<<<<
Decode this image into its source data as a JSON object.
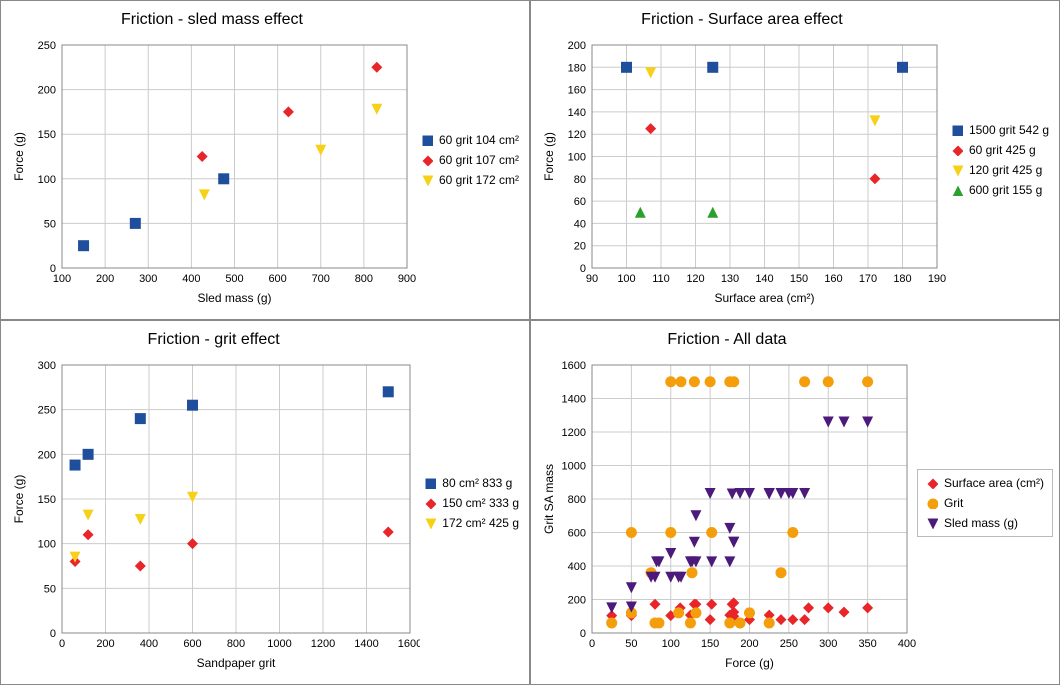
{
  "panels": {
    "topleft": {
      "title": "Friction - sled mass effect",
      "xlabel": "Sled mass (g)",
      "ylabel": "Force (g)",
      "xlim": [
        100,
        900
      ],
      "ylim": [
        0,
        250
      ],
      "xtick_step": 100,
      "ytick_step": 50,
      "title_fontsize": 16,
      "label_fontsize": 12,
      "background_color": "#ffffff",
      "grid_color": "#cccccc",
      "series": [
        {
          "name": "60 grit 104 cm²",
          "marker": "square",
          "color": "#1f4e9c",
          "points": [
            [
              150,
              25
            ],
            [
              270,
              50
            ],
            [
              475,
              100
            ]
          ]
        },
        {
          "name": "60 grit 107 cm²",
          "marker": "diamond",
          "color": "#e8262a",
          "points": [
            [
              425,
              125
            ],
            [
              625,
              175
            ],
            [
              830,
              225
            ]
          ]
        },
        {
          "name": "60 grit 172 cm²",
          "marker": "triangle-down",
          "color": "#f7d117",
          "points": [
            [
              430,
              82
            ],
            [
              700,
              132
            ],
            [
              830,
              178
            ]
          ]
        }
      ]
    },
    "topright": {
      "title": "Friction - Surface area effect",
      "xlabel": "Surface area (cm²)",
      "ylabel": "Force (g)",
      "xlim": [
        90,
        190
      ],
      "ylim": [
        0,
        200
      ],
      "xtick_step": 10,
      "ytick_step": 20,
      "title_fontsize": 16,
      "label_fontsize": 12,
      "background_color": "#ffffff",
      "grid_color": "#cccccc",
      "series": [
        {
          "name": "1500 grit 542 g",
          "marker": "square",
          "color": "#1f4e9c",
          "points": [
            [
              100,
              180
            ],
            [
              125,
              180
            ],
            [
              180,
              180
            ]
          ]
        },
        {
          "name": "60 grit 425 g",
          "marker": "diamond",
          "color": "#e8262a",
          "points": [
            [
              107,
              125
            ],
            [
              172,
              80
            ]
          ]
        },
        {
          "name": "120 grit 425 g",
          "marker": "triangle-down",
          "color": "#f7d117",
          "points": [
            [
              107,
              175
            ],
            [
              172,
              132
            ]
          ]
        },
        {
          "name": "600 grit 155 g",
          "marker": "triangle-up",
          "color": "#2ca02c",
          "points": [
            [
              104,
              50
            ],
            [
              125,
              50
            ]
          ]
        }
      ]
    },
    "bottomleft": {
      "title": "Friction - grit effect",
      "xlabel": "Sandpaper grit",
      "ylabel": "Force (g)",
      "xlim": [
        0,
        1600
      ],
      "ylim": [
        0,
        300
      ],
      "xtick_step": 200,
      "ytick_step": 50,
      "title_fontsize": 16,
      "label_fontsize": 12,
      "background_color": "#ffffff",
      "grid_color": "#cccccc",
      "series": [
        {
          "name": "80 cm² 833 g",
          "marker": "square",
          "color": "#1f4e9c",
          "points": [
            [
              60,
              188
            ],
            [
              120,
              200
            ],
            [
              360,
              240
            ],
            [
              600,
              255
            ],
            [
              1500,
              270
            ]
          ]
        },
        {
          "name": "150 cm² 333 g",
          "marker": "diamond",
          "color": "#e8262a",
          "points": [
            [
              60,
              80
            ],
            [
              120,
              110
            ],
            [
              360,
              75
            ],
            [
              600,
              100
            ],
            [
              1500,
              113
            ]
          ]
        },
        {
          "name": "172 cm² 425 g",
          "marker": "triangle-down",
          "color": "#f7d117",
          "points": [
            [
              60,
              85
            ],
            [
              120,
              132
            ],
            [
              360,
              127
            ],
            [
              600,
              152
            ]
          ]
        }
      ]
    },
    "bottomright": {
      "title": "Friction - All data",
      "xlabel": "Force (g)",
      "ylabel": "Grit SA mass",
      "xlim": [
        0,
        400
      ],
      "ylim": [
        0,
        1600
      ],
      "xtick_step": 50,
      "ytick_step": 200,
      "title_fontsize": 16,
      "label_fontsize": 12,
      "background_color": "#ffffff",
      "grid_color": "#cccccc",
      "legend_boxed": true,
      "series": [
        {
          "name": "Surface area (cm²)",
          "marker": "diamond",
          "color": "#e8262a",
          "points": [
            [
              25,
              104
            ],
            [
              50,
              104
            ],
            [
              80,
              172
            ],
            [
              100,
              104
            ],
            [
              112,
              150
            ],
            [
              125,
              107
            ],
            [
              130,
              172
            ],
            [
              132,
              172
            ],
            [
              150,
              80
            ],
            [
              152,
              172
            ],
            [
              175,
              107
            ],
            [
              178,
              172
            ],
            [
              180,
              100
            ],
            [
              180,
              125
            ],
            [
              180,
              180
            ],
            [
              200,
              80
            ],
            [
              225,
              107
            ],
            [
              240,
              80
            ],
            [
              255,
              80
            ],
            [
              270,
              80
            ],
            [
              275,
              150
            ],
            [
              300,
              150
            ],
            [
              320,
              125
            ],
            [
              350,
              150
            ]
          ]
        },
        {
          "name": "Grit",
          "marker": "circle",
          "color": "#f59e0b",
          "points": [
            [
              25,
              60
            ],
            [
              50,
              600
            ],
            [
              50,
              120
            ],
            [
              75,
              360
            ],
            [
              80,
              60
            ],
            [
              85,
              60
            ],
            [
              100,
              600
            ],
            [
              100,
              1500
            ],
            [
              110,
              120
            ],
            [
              113,
              1500
            ],
            [
              125,
              60
            ],
            [
              127,
              360
            ],
            [
              130,
              1500
            ],
            [
              132,
              120
            ],
            [
              150,
              1500
            ],
            [
              152,
              600
            ],
            [
              175,
              60
            ],
            [
              175,
              1500
            ],
            [
              180,
              1500
            ],
            [
              188,
              60
            ],
            [
              200,
              120
            ],
            [
              225,
              60
            ],
            [
              240,
              360
            ],
            [
              255,
              600
            ],
            [
              270,
              1500
            ],
            [
              300,
              1500
            ],
            [
              350,
              1500
            ]
          ]
        },
        {
          "name": "Sled mass (g)",
          "marker": "triangle-down",
          "color": "#4b1a7a",
          "points": [
            [
              25,
              150
            ],
            [
              50,
              155
            ],
            [
              50,
              270
            ],
            [
              75,
              333
            ],
            [
              80,
              333
            ],
            [
              82,
              425
            ],
            [
              85,
              425
            ],
            [
              100,
              333
            ],
            [
              100,
              475
            ],
            [
              110,
              333
            ],
            [
              113,
              333
            ],
            [
              125,
              425
            ],
            [
              127,
              425
            ],
            [
              130,
              542
            ],
            [
              132,
              425
            ],
            [
              132,
              700
            ],
            [
              150,
              833
            ],
            [
              152,
              425
            ],
            [
              175,
              425
            ],
            [
              175,
              625
            ],
            [
              178,
              830
            ],
            [
              180,
              542
            ],
            [
              180,
              542
            ],
            [
              188,
              833
            ],
            [
              200,
              833
            ],
            [
              225,
              830
            ],
            [
              225,
              833
            ],
            [
              240,
              833
            ],
            [
              250,
              833
            ],
            [
              255,
              833
            ],
            [
              270,
              833
            ],
            [
              300,
              1260
            ],
            [
              320,
              1260
            ],
            [
              350,
              1260
            ]
          ]
        }
      ]
    }
  }
}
>>>>
• Written problem
Without the pictures, restate all the entries above exactly.

• Solution for this exercise
Decode this image into its source data as a JSON object.
{
  "panels": {
    "topleft": {
      "title": "Friction - sled mass effect",
      "xlabel": "Sled mass (g)",
      "ylabel": "Force (g)",
      "xlim": [
        100,
        900
      ],
      "ylim": [
        0,
        250
      ],
      "xtick_step": 100,
      "ytick_step": 50,
      "title_fontsize": 16,
      "label_fontsize": 12,
      "background_color": "#ffffff",
      "grid_color": "#cccccc",
      "series": [
        {
          "name": "60 grit 104 cm²",
          "marker": "square",
          "color": "#1f4e9c",
          "points": [
            [
              150,
              25
            ],
            [
              270,
              50
            ],
            [
              475,
              100
            ]
          ]
        },
        {
          "name": "60 grit 107 cm²",
          "marker": "diamond",
          "color": "#e8262a",
          "points": [
            [
              425,
              125
            ],
            [
              625,
              175
            ],
            [
              830,
              225
            ]
          ]
        },
        {
          "name": "60 grit 172 cm²",
          "marker": "triangle-down",
          "color": "#f7d117",
          "points": [
            [
              430,
              82
            ],
            [
              700,
              132
            ],
            [
              830,
              178
            ]
          ]
        }
      ]
    },
    "topright": {
      "title": "Friction - Surface area effect",
      "xlabel": "Surface area (cm²)",
      "ylabel": "Force (g)",
      "xlim": [
        90,
        190
      ],
      "ylim": [
        0,
        200
      ],
      "xtick_step": 10,
      "ytick_step": 20,
      "title_fontsize": 16,
      "label_fontsize": 12,
      "background_color": "#ffffff",
      "grid_color": "#cccccc",
      "series": [
        {
          "name": "1500 grit 542 g",
          "marker": "square",
          "color": "#1f4e9c",
          "points": [
            [
              100,
              180
            ],
            [
              125,
              180
            ],
            [
              180,
              180
            ]
          ]
        },
        {
          "name": "60 grit 425 g",
          "marker": "diamond",
          "color": "#e8262a",
          "points": [
            [
              107,
              125
            ],
            [
              172,
              80
            ]
          ]
        },
        {
          "name": "120 grit 425 g",
          "marker": "triangle-down",
          "color": "#f7d117",
          "points": [
            [
              107,
              175
            ],
            [
              172,
              132
            ]
          ]
        },
        {
          "name": "600 grit 155 g",
          "marker": "triangle-up",
          "color": "#2ca02c",
          "points": [
            [
              104,
              50
            ],
            [
              125,
              50
            ]
          ]
        }
      ]
    },
    "bottomleft": {
      "title": "Friction - grit effect",
      "xlabel": "Sandpaper grit",
      "ylabel": "Force (g)",
      "xlim": [
        0,
        1600
      ],
      "ylim": [
        0,
        300
      ],
      "xtick_step": 200,
      "ytick_step": 50,
      "title_fontsize": 16,
      "label_fontsize": 12,
      "background_color": "#ffffff",
      "grid_color": "#cccccc",
      "series": [
        {
          "name": "80 cm² 833 g",
          "marker": "square",
          "color": "#1f4e9c",
          "points": [
            [
              60,
              188
            ],
            [
              120,
              200
            ],
            [
              360,
              240
            ],
            [
              600,
              255
            ],
            [
              1500,
              270
            ]
          ]
        },
        {
          "name": "150 cm² 333 g",
          "marker": "diamond",
          "color": "#e8262a",
          "points": [
            [
              60,
              80
            ],
            [
              120,
              110
            ],
            [
              360,
              75
            ],
            [
              600,
              100
            ],
            [
              1500,
              113
            ]
          ]
        },
        {
          "name": "172 cm² 425 g",
          "marker": "triangle-down",
          "color": "#f7d117",
          "points": [
            [
              60,
              85
            ],
            [
              120,
              132
            ],
            [
              360,
              127
            ],
            [
              600,
              152
            ]
          ]
        }
      ]
    },
    "bottomright": {
      "title": "Friction - All data",
      "xlabel": "Force (g)",
      "ylabel": "Grit SA mass",
      "xlim": [
        0,
        400
      ],
      "ylim": [
        0,
        1600
      ],
      "xtick_step": 50,
      "ytick_step": 200,
      "title_fontsize": 16,
      "label_fontsize": 12,
      "background_color": "#ffffff",
      "grid_color": "#cccccc",
      "legend_boxed": true,
      "series": [
        {
          "name": "Surface area (cm²)",
          "marker": "diamond",
          "color": "#e8262a",
          "points": [
            [
              25,
              104
            ],
            [
              50,
              104
            ],
            [
              80,
              172
            ],
            [
              100,
              104
            ],
            [
              112,
              150
            ],
            [
              125,
              107
            ],
            [
              130,
              172
            ],
            [
              132,
              172
            ],
            [
              150,
              80
            ],
            [
              152,
              172
            ],
            [
              175,
              107
            ],
            [
              178,
              172
            ],
            [
              180,
              100
            ],
            [
              180,
              125
            ],
            [
              180,
              180
            ],
            [
              200,
              80
            ],
            [
              225,
              107
            ],
            [
              240,
              80
            ],
            [
              255,
              80
            ],
            [
              270,
              80
            ],
            [
              275,
              150
            ],
            [
              300,
              150
            ],
            [
              320,
              125
            ],
            [
              350,
              150
            ]
          ]
        },
        {
          "name": "Grit",
          "marker": "circle",
          "color": "#f59e0b",
          "points": [
            [
              25,
              60
            ],
            [
              50,
              600
            ],
            [
              50,
              120
            ],
            [
              75,
              360
            ],
            [
              80,
              60
            ],
            [
              85,
              60
            ],
            [
              100,
              600
            ],
            [
              100,
              1500
            ],
            [
              110,
              120
            ],
            [
              113,
              1500
            ],
            [
              125,
              60
            ],
            [
              127,
              360
            ],
            [
              130,
              1500
            ],
            [
              132,
              120
            ],
            [
              150,
              1500
            ],
            [
              152,
              600
            ],
            [
              175,
              60
            ],
            [
              175,
              1500
            ],
            [
              180,
              1500
            ],
            [
              188,
              60
            ],
            [
              200,
              120
            ],
            [
              225,
              60
            ],
            [
              240,
              360
            ],
            [
              255,
              600
            ],
            [
              270,
              1500
            ],
            [
              300,
              1500
            ],
            [
              350,
              1500
            ]
          ]
        },
        {
          "name": "Sled mass (g)",
          "marker": "triangle-down",
          "color": "#4b1a7a",
          "points": [
            [
              25,
              150
            ],
            [
              50,
              155
            ],
            [
              50,
              270
            ],
            [
              75,
              333
            ],
            [
              80,
              333
            ],
            [
              82,
              425
            ],
            [
              85,
              425
            ],
            [
              100,
              333
            ],
            [
              100,
              475
            ],
            [
              110,
              333
            ],
            [
              113,
              333
            ],
            [
              125,
              425
            ],
            [
              127,
              425
            ],
            [
              130,
              542
            ],
            [
              132,
              425
            ],
            [
              132,
              700
            ],
            [
              150,
              833
            ],
            [
              152,
              425
            ],
            [
              175,
              425
            ],
            [
              175,
              625
            ],
            [
              178,
              830
            ],
            [
              180,
              542
            ],
            [
              180,
              542
            ],
            [
              188,
              833
            ],
            [
              200,
              833
            ],
            [
              225,
              830
            ],
            [
              225,
              833
            ],
            [
              240,
              833
            ],
            [
              250,
              833
            ],
            [
              255,
              833
            ],
            [
              270,
              833
            ],
            [
              300,
              1260
            ],
            [
              320,
              1260
            ],
            [
              350,
              1260
            ]
          ]
        }
      ]
    }
  }
}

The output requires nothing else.